_Task instructions_
Without including the pictures, copy out every line below.

---- Records provided

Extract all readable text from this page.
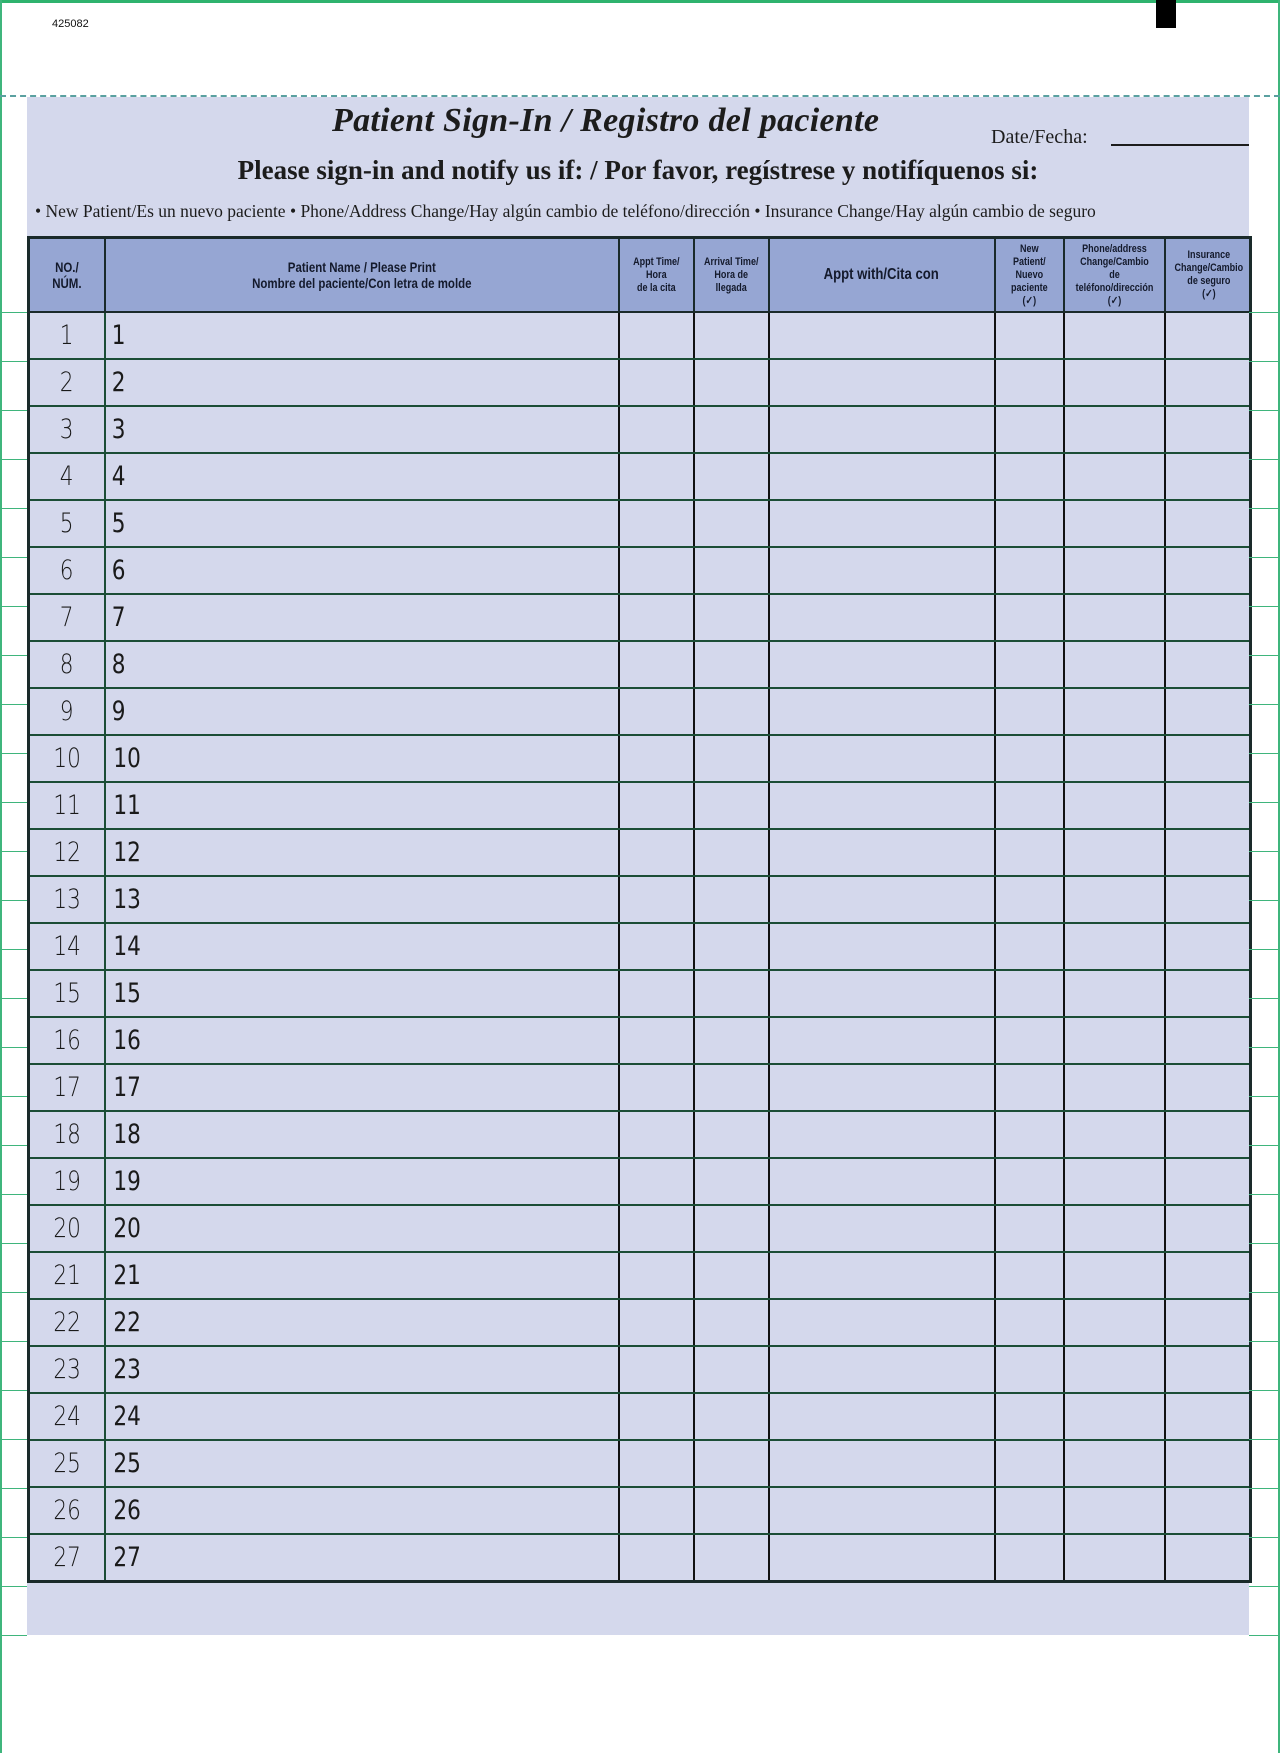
425082
Patient Sign-In / Registro del paciente	Date/Fecha:
Please sign-in and notify us if: / Por favor, regístrese y notifíquenos si:
• New Patient/Es un nuevo paciente • Phone/Address Change/Hay algún cambio de teléfono/dirección • Insurance Change/Hay algún cambio de seguro
NO./
NÚM.	Patient Name / Please Print
Nombre del paciente/Con letra de molde	Appt Time/
Hora
de la cita	Arrival Time/
Hora de
llegada	Appt with/Cita con	New
Patient/
Nuevo
paciente
(✓)	Phone/address
Change/Cambio de
teléfono/dirección
(✓)	Insurance
Change/Cambio
de seguro
(✓)
1	1						
2	2						
3	3						
4	4						
5	5						
6	6						
7	7						
8	8						
9	9						
10	10						
11	11						
12	12						
13	13						
14	14						
15	15						
16	16						
17	17						
18	18						
19	19						
20	20						
21	21						
22	22						
23	23						
24	24						
25	25						
26	26						
27	27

--------

_Exercise output_
Extract all readable text from this page.
425082
Patient Sign-In / Registro del paciente	Date/Fecha:
Please sign-in and notify us if: / Por favor, regístrese y notifíquenos si:
• New Patient/Es un nuevo paciente • Phone/Address Change/Hay algún cambio de teléfono/dirección • Insurance Change/Hay algún cambio de seguro
NO./
NÚM.	Patient Name / Please Print
Nombre del paciente/Con letra de molde	Appt Time/
Hora
de la cita	Arrival Time/
Hora de
llegada	Appt with/Cita con	New
Patient/
Nuevo
paciente
(✓)	Phone/address
Change/Cambio de
teléfono/dirección
(✓)	Insurance
Change/Cambio
de seguro
(✓)
1	1						
2	2						
3	3						
4	4						
5	5						
6	6						
7	7						
8	8						
9	9						
10	10						
11	11						
12	12						
13	13						
14	14						
15	15						
16	16						
17	17						
18	18						
19	19						
20	20						
21	21						
22	22						
23	23						
24	24						
25	25						
26	26						
27	27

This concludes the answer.